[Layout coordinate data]
============================================================
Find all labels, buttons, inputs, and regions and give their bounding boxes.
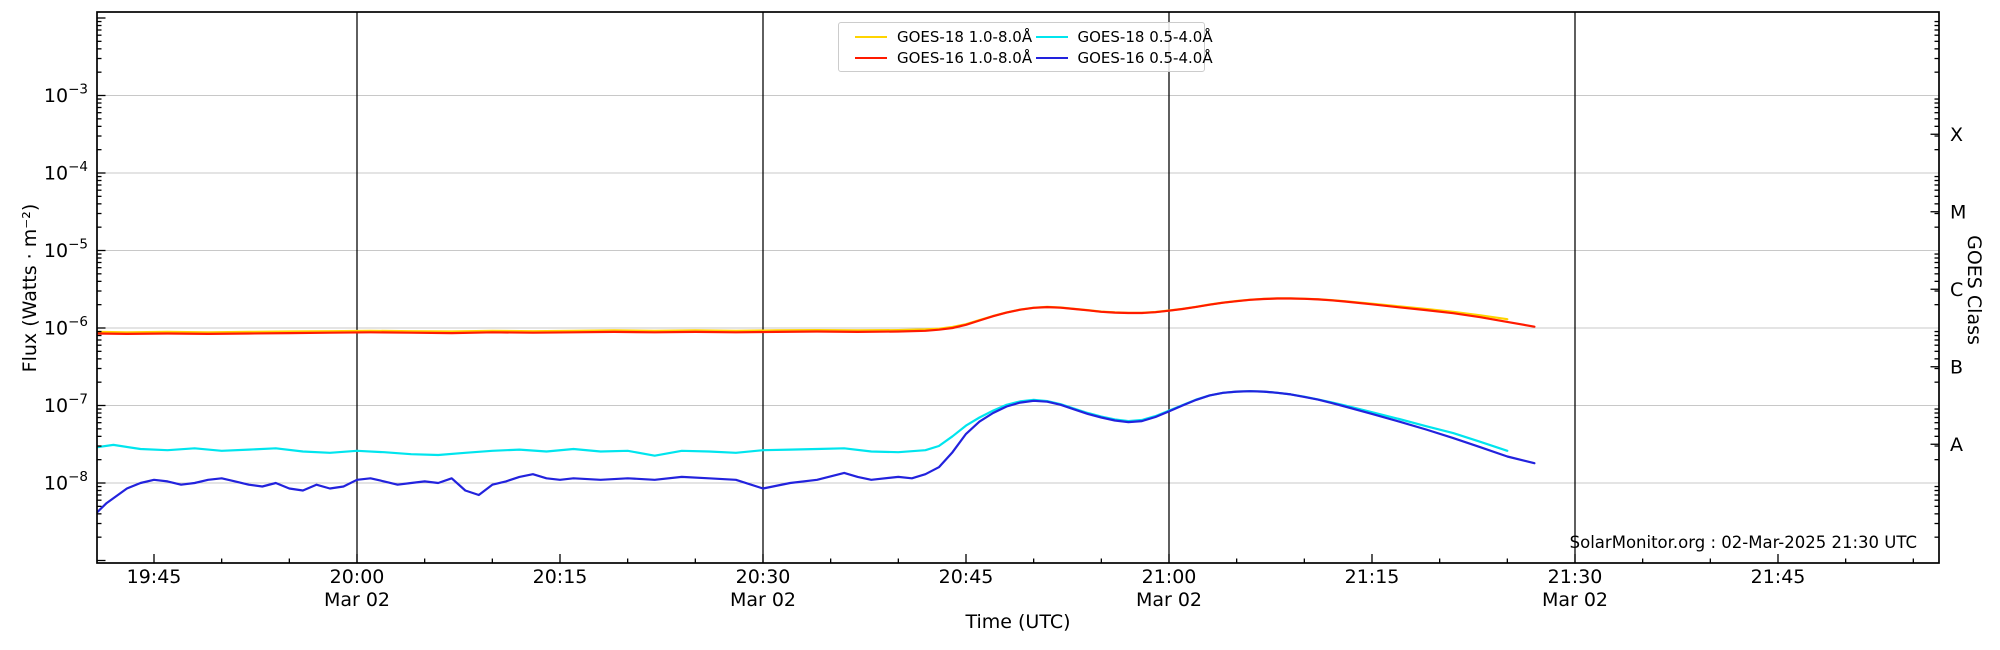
- x-tick-label: 21:15: [1345, 566, 1400, 588]
- y-axis-label-flux: Flux (Watts · m⁻²): [19, 203, 41, 373]
- y-tick-label: 10−3: [44, 82, 88, 108]
- x-axis-label: Time (UTC): [965, 611, 1071, 633]
- legend-entry: GOES-16 0.5-4.0Å: [1035, 49, 1213, 67]
- legend-label: GOES-18 0.5-4.0Å: [1077, 27, 1213, 46]
- legend: GOES-18 1.0-8.0Å GOES-16 1.0-8.0Å GOES-18 …: [838, 22, 1213, 72]
- x-tick-label: 20:45: [939, 566, 994, 588]
- legend-entry: GOES-18 1.0-8.0Å: [855, 28, 1032, 46]
- x-tick-label: 20:00: [330, 566, 385, 588]
- x-tick-label: 20:30: [736, 566, 791, 588]
- plot-border: [96, 11, 1940, 564]
- x-tick-date-label: Mar 02: [1542, 589, 1608, 611]
- legend-line-swatch: [1035, 56, 1068, 59]
- y-tick-label: 10−7: [44, 392, 88, 418]
- legend-entry: GOES-16 1.0-8.0Å: [855, 49, 1032, 67]
- series-line-goes-16-1-0-8-0-: [97, 297, 1536, 335]
- series-line-goes-18-0-5-4-0-: [97, 390, 1509, 457]
- series-line-goes-16-0-5-4-0-: [97, 390, 1536, 514]
- series-lines: [97, 297, 1536, 514]
- goes-class-label-A: A: [1950, 434, 1963, 456]
- legend-line-swatch: [1035, 35, 1068, 38]
- y-tick-label: 10−5: [44, 237, 88, 263]
- legend-label: GOES-16 0.5-4.0Å: [1077, 48, 1213, 67]
- time-marker-lines: [356, 12, 1576, 563]
- x-tick-label: 19:45: [127, 566, 182, 588]
- axis-ticks: [97, 17, 1939, 563]
- goes-class-label-C: C: [1950, 279, 1963, 301]
- y-tick-label: 10−8: [44, 469, 88, 495]
- x-tick-label: 21:30: [1548, 566, 1603, 588]
- x-tick-date-label: Mar 02: [730, 589, 796, 611]
- legend-line-swatch: [855, 56, 887, 59]
- goes-class-label-B: B: [1950, 356, 1963, 378]
- watermark-text: SolarMonitor.org : 02-Mar-2025 21:30 UTC: [1569, 533, 1917, 552]
- x-tick-date-label: Mar 02: [324, 589, 390, 611]
- series-line-goes-18-1-0-8-0-: [97, 297, 1509, 334]
- goes-class-label-M: M: [1950, 201, 1966, 223]
- decade-gridlines: [97, 94, 1939, 484]
- y-axis-label-goes-class: GOES Class: [1963, 235, 1985, 345]
- y-tick-label: 10−6: [44, 314, 88, 340]
- legend-label: GOES-16 1.0-8.0Å: [897, 48, 1033, 67]
- x-tick-date-label: Mar 02: [1136, 589, 1202, 611]
- x-tick-label: 20:15: [533, 566, 588, 588]
- y-tick-label: 10−4: [44, 159, 88, 185]
- x-tick-label: 21:45: [1751, 566, 1806, 588]
- goes-class-label-X: X: [1950, 124, 1963, 146]
- x-tick-label: 21:00: [1142, 566, 1197, 588]
- legend-label: GOES-18 1.0-8.0Å: [897, 27, 1033, 46]
- legend-line-swatch: [855, 35, 887, 38]
- legend-entry: GOES-18 0.5-4.0Å: [1035, 28, 1213, 46]
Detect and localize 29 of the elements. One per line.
============================================================
▸ REQUIRED WORK
Copy the rows without any changes, starting at the line with "- x-tick-label: 21:15: [1345, 566, 1400, 588]" and ending at the line with "- x-tick-date-label: Mar 02: [1542, 589, 1608, 611]".

▸ CORRECT RESULT
- x-tick-label: 21:15: [1345, 566, 1400, 588]
- y-axis-label-flux: Flux (Watts · m⁻²): [19, 203, 41, 373]
- y-tick-label: 10−3: [44, 82, 88, 108]
- x-axis-label: Time (UTC): [965, 611, 1071, 633]
- legend-entry: GOES-16 0.5-4.0Å: [1035, 49, 1213, 67]
- legend-label: GOES-18 0.5-4.0Å: [1077, 27, 1213, 46]
- legend: GOES-18 1.0-8.0Å GOES-16 1.0-8.0Å GOES-18 …: [838, 22, 1213, 72]
- x-tick-label: 20:45: [939, 566, 994, 588]
- legend-entry: GOES-18 1.0-8.0Å: [855, 28, 1032, 46]
- x-tick-label: 20:00: [330, 566, 385, 588]
- x-tick-label: 20:30: [736, 566, 791, 588]
- plot-border: [96, 11, 1940, 564]
- x-tick-date-label: Mar 02: [1542, 589, 1608, 611]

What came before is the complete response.